• Aim
Check each line of the listing below for the string "horsepower", and copy the ones that have it.

• Task material
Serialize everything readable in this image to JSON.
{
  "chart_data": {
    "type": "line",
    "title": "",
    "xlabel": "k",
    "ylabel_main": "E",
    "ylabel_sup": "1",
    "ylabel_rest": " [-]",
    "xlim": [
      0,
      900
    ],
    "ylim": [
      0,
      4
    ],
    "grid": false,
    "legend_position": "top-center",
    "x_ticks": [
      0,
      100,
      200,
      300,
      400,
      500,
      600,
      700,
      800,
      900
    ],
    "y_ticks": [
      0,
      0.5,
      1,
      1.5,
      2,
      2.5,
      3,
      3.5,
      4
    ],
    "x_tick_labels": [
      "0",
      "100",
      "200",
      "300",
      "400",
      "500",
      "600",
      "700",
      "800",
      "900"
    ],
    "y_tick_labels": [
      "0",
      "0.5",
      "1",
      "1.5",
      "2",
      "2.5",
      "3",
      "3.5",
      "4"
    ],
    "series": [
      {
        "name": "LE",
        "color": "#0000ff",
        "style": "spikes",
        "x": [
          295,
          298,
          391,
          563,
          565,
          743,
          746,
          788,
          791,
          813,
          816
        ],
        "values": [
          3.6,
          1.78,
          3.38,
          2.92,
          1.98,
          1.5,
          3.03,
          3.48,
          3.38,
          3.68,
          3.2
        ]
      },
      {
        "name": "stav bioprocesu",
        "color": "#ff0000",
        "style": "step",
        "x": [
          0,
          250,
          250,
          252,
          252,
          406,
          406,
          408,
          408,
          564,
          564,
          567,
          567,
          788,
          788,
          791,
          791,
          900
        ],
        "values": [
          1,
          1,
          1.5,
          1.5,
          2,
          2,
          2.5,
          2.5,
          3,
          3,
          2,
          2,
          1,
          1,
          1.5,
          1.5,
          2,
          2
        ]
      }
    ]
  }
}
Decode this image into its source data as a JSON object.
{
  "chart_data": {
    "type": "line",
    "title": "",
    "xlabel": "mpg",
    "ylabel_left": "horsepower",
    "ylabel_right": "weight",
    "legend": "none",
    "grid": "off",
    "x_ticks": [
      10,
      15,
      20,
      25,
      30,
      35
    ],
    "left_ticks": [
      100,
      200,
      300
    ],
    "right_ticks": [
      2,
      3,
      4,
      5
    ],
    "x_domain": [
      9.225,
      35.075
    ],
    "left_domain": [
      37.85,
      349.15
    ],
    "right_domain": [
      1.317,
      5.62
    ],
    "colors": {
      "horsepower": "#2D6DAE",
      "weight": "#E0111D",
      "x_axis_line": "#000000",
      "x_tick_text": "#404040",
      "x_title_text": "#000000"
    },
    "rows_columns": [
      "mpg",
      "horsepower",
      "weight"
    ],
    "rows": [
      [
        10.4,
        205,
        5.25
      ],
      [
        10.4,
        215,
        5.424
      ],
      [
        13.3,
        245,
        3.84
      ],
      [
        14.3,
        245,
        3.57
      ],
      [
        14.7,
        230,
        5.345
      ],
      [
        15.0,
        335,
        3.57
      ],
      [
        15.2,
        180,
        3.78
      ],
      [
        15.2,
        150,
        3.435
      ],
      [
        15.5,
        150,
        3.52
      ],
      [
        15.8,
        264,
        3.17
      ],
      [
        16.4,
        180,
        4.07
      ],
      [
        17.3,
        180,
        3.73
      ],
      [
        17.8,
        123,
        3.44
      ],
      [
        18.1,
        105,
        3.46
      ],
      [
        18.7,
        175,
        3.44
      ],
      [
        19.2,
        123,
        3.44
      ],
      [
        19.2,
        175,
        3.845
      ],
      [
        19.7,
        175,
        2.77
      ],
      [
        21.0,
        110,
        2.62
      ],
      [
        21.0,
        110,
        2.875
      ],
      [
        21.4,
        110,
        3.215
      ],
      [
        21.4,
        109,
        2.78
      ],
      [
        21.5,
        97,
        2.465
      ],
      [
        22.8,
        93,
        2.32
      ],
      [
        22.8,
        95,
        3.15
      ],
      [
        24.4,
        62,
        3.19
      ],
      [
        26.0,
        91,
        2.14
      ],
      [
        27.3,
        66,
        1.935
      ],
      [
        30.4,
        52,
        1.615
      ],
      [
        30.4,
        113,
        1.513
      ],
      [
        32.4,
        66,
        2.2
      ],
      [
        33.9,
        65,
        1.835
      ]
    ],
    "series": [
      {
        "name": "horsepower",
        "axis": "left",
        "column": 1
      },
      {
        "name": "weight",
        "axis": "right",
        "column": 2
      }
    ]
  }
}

• Answer to the task
    "ylabel_left": "horsepower",
      "horsepower": "#2D6DAE",
      "horsepower",
        "name": "horsepower",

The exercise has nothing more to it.